## Objective
Every line of the listing must be reproduced as it stands. Leave the images behind.

Items listed in a dataset:
# # # #

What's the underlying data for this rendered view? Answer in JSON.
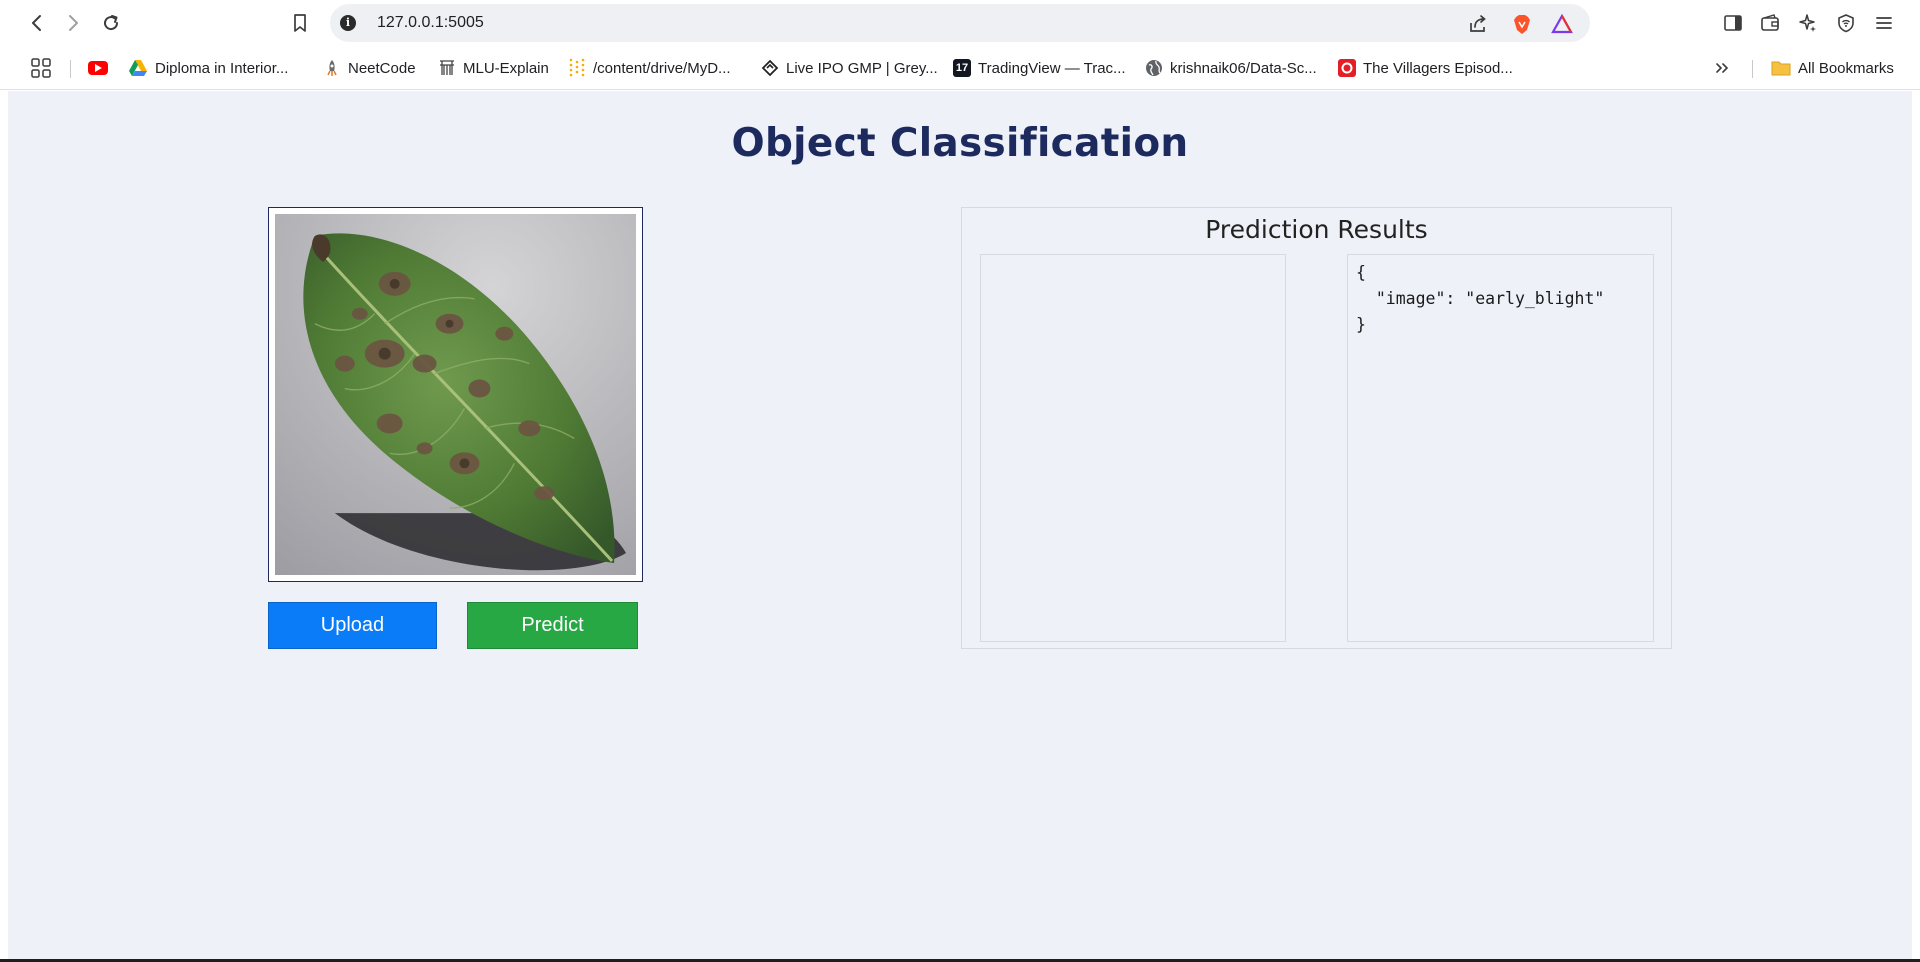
{
  "browser": {
    "url": "127.0.0.1:5005",
    "all_bookmarks_label": "All Bookmarks"
  },
  "bookmarks": [
    {
      "label": "",
      "icon": "youtube-icon",
      "color": "#ff0000"
    },
    {
      "label": "Diploma in Interior...",
      "icon": "google-drive-icon",
      "color": "#f4b400"
    },
    {
      "label": "NeetCode",
      "icon": "rocket-icon",
      "color": "#555555"
    },
    {
      "label": "MLU-Explain",
      "icon": "mlu-icon",
      "color": "#444444"
    },
    {
      "label": "/content/drive/MyD...",
      "icon": "colab-icon",
      "color": "#f9ab00"
    },
    {
      "label": "Live IPO GMP | Grey...",
      "icon": "diamond-icon",
      "color": "#222222"
    },
    {
      "label": "TradingView — Trac...",
      "icon": "tradingview-icon",
      "color": "#131722"
    },
    {
      "label": "krishnaik06/Data-Sc...",
      "icon": "globe-icon",
      "color": "#555555"
    },
    {
      "label": "The Villagers Episod...",
      "icon": "villagers-icon",
      "color": "#e31e24"
    }
  ],
  "page": {
    "title": "Object Classification",
    "upload_label": "Upload",
    "predict_label": "Predict",
    "results_title": "Prediction Results",
    "json_output": {
      "line1": "{",
      "line2": "  \"image\": \"early_blight\"",
      "line3": "}"
    }
  },
  "colors": {
    "title": "#1d2a5e",
    "upload_button": "#0a7cf8",
    "predict_button": "#28a845",
    "page_background": "#eef1f8"
  }
}
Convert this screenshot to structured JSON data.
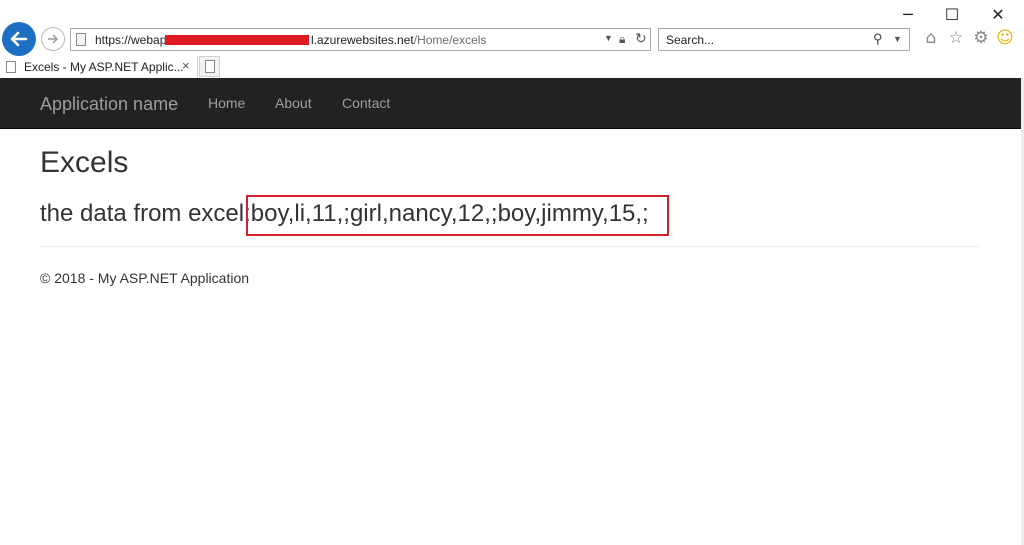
{
  "browser": {
    "url_prefix": "https://webap",
    "url_domain": "l.azurewebsites.net",
    "url_path": "/Home/excels",
    "search_placeholder": "Search...",
    "tab_title": "Excels - My ASP.NET Applic...",
    "tab_close": "×"
  },
  "icons": {
    "back": "back-arrow-icon",
    "forward": "forward-arrow-icon",
    "home": "home-icon",
    "favorites": "star-icon",
    "settings": "gear-icon",
    "feedback": "smiley-icon"
  },
  "navbar": {
    "brand": "Application name",
    "links": [
      "Home",
      "About",
      "Contact"
    ]
  },
  "main": {
    "title": "Excels",
    "data_label": "the data from excel:",
    "data_value": "boy,li,11,;girl,nancy,12,;boy,jimmy,15,;"
  },
  "footer": {
    "text": "© 2018 - My ASP.NET Application"
  },
  "colors": {
    "navbar_bg": "#222222",
    "nav_text": "#9d9d9d",
    "highlight_border": "#d0202a",
    "redaction": "#e01b24",
    "back_button": "#1c6fc2"
  }
}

# # # #

## Response
What's the underlying data for this rendered view? Answer in JSON.
{
  "browser": {
    "url": "127.0.0.1:5005",
    "all_bookmarks_label": "All Bookmarks"
  },
  "bookmarks": [
    {
      "label": "",
      "icon": "youtube-icon",
      "color": "#ff0000"
    },
    {
      "label": "Diploma in Interior...",
      "icon": "google-drive-icon",
      "color": "#f4b400"
    },
    {
      "label": "NeetCode",
      "icon": "rocket-icon",
      "color": "#555555"
    },
    {
      "label": "MLU-Explain",
      "icon": "mlu-icon",
      "color": "#444444"
    },
    {
      "label": "/content/drive/MyD...",
      "icon": "colab-icon",
      "color": "#f9ab00"
    },
    {
      "label": "Live IPO GMP | Grey...",
      "icon": "diamond-icon",
      "color": "#222222"
    },
    {
      "label": "TradingView — Trac...",
      "icon": "tradingview-icon",
      "color": "#131722"
    },
    {
      "label": "krishnaik06/Data-Sc...",
      "icon": "globe-icon",
      "color": "#555555"
    },
    {
      "label": "The Villagers Episod...",
      "icon": "villagers-icon",
      "color": "#e31e24"
    }
  ],
  "page": {
    "title": "Object Classification",
    "upload_label": "Upload",
    "predict_label": "Predict",
    "results_title": "Prediction Results",
    "json_output": {
      "line1": "{",
      "line2": "  \"image\": \"early_blight\"",
      "line3": "}"
    }
  },
  "colors": {
    "title": "#1d2a5e",
    "upload_button": "#0a7cf8",
    "predict_button": "#28a845",
    "page_background": "#eef1f8"
  }
}
Convert this screenshot to structured JSON data.
{
  "browser": {
    "url_prefix": "https://webap",
    "url_domain": "l.azurewebsites.net",
    "url_path": "/Home/excels",
    "search_placeholder": "Search...",
    "tab_title": "Excels - My ASP.NET Applic...",
    "tab_close": "×"
  },
  "icons": {
    "back": "back-arrow-icon",
    "forward": "forward-arrow-icon",
    "home": "home-icon",
    "favorites": "star-icon",
    "settings": "gear-icon",
    "feedback": "smiley-icon"
  },
  "navbar": {
    "brand": "Application name",
    "links": [
      "Home",
      "About",
      "Contact"
    ]
  },
  "main": {
    "title": "Excels",
    "data_label": "the data from excel:",
    "data_value": "boy,li,11,;girl,nancy,12,;boy,jimmy,15,;"
  },
  "footer": {
    "text": "© 2018 - My ASP.NET Application"
  },
  "colors": {
    "navbar_bg": "#222222",
    "nav_text": "#9d9d9d",
    "highlight_border": "#d0202a",
    "redaction": "#e01b24",
    "back_button": "#1c6fc2"
  }
}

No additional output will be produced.